[Figure record extracts]
^^^^^^^^^^^^^^^^
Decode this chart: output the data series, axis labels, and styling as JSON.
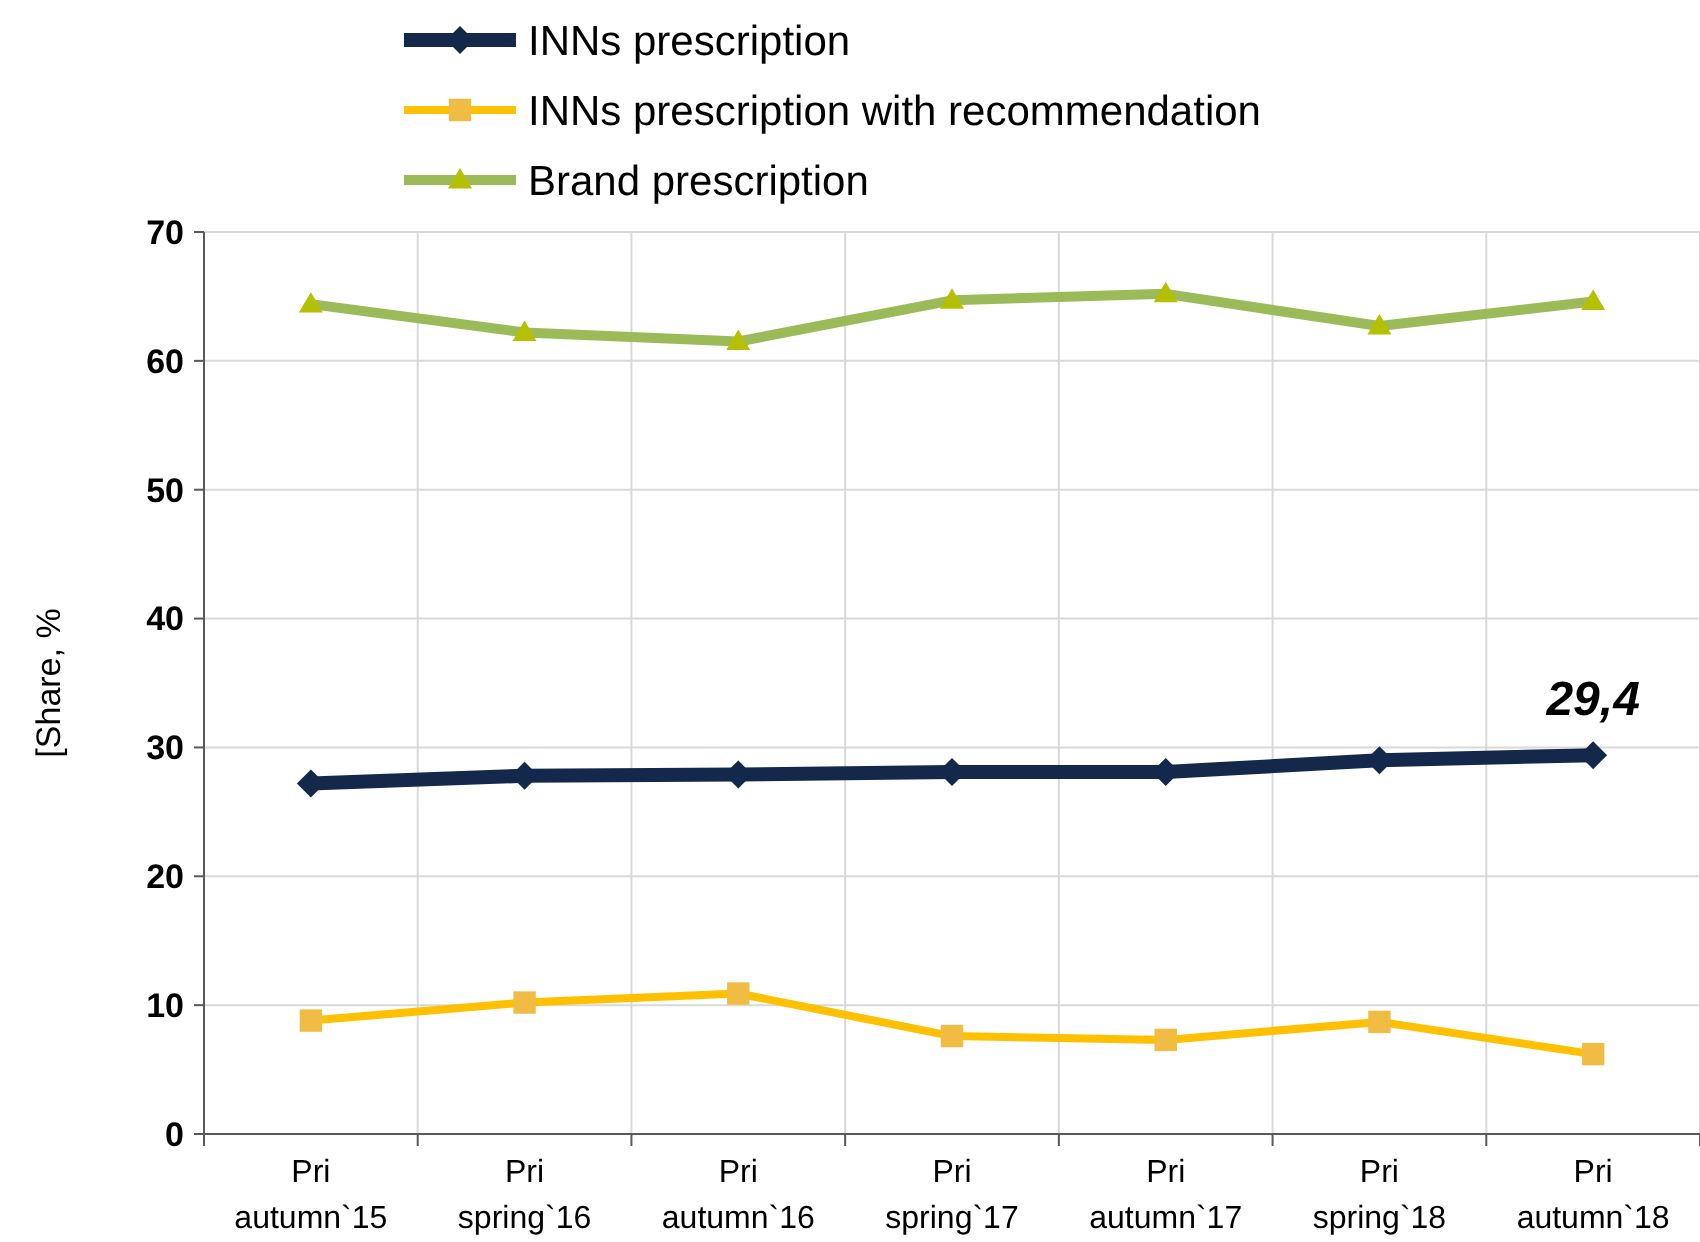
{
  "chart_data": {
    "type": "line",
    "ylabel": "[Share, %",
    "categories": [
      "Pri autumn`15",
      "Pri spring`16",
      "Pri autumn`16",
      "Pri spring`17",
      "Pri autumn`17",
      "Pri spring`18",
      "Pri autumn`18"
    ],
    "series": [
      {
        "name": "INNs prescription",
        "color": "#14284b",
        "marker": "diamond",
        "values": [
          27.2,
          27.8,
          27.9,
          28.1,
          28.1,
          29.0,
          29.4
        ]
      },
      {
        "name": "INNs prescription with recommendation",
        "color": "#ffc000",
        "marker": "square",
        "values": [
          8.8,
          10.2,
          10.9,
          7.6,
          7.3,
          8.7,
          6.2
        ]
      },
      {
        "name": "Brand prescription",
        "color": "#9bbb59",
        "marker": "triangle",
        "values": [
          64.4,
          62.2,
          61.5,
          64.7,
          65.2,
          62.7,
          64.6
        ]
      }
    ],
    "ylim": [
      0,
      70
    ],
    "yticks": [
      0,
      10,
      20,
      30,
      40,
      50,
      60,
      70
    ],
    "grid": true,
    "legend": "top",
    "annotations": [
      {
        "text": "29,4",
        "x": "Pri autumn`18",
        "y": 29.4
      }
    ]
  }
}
^^^^^^^^^^^^^^^^
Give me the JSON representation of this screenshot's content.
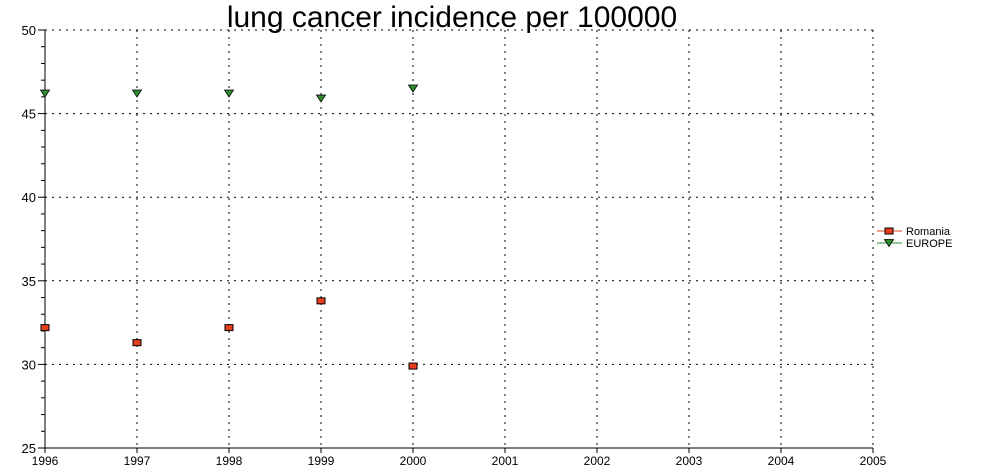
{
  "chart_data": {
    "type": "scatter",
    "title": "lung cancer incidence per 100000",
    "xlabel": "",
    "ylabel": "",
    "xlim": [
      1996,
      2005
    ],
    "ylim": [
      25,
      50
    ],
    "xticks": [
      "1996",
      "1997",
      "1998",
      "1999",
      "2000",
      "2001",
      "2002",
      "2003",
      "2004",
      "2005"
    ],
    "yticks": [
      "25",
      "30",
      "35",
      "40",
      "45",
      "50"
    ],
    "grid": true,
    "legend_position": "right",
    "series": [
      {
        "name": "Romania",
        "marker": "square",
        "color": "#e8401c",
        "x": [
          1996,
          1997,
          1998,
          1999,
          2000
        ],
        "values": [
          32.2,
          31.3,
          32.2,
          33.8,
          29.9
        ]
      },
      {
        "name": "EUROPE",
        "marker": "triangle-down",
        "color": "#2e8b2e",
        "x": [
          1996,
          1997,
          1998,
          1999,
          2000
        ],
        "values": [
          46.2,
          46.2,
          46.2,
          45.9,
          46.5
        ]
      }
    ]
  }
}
^^^^^^^^^^^^^^^^
**What you need to do**
Look through the lines above and collect those with the word "prescription".

**Exercise result**
        "name": "INNs prescription",
        "name": "INNs prescription with recommendation",
        "name": "Brand prescription",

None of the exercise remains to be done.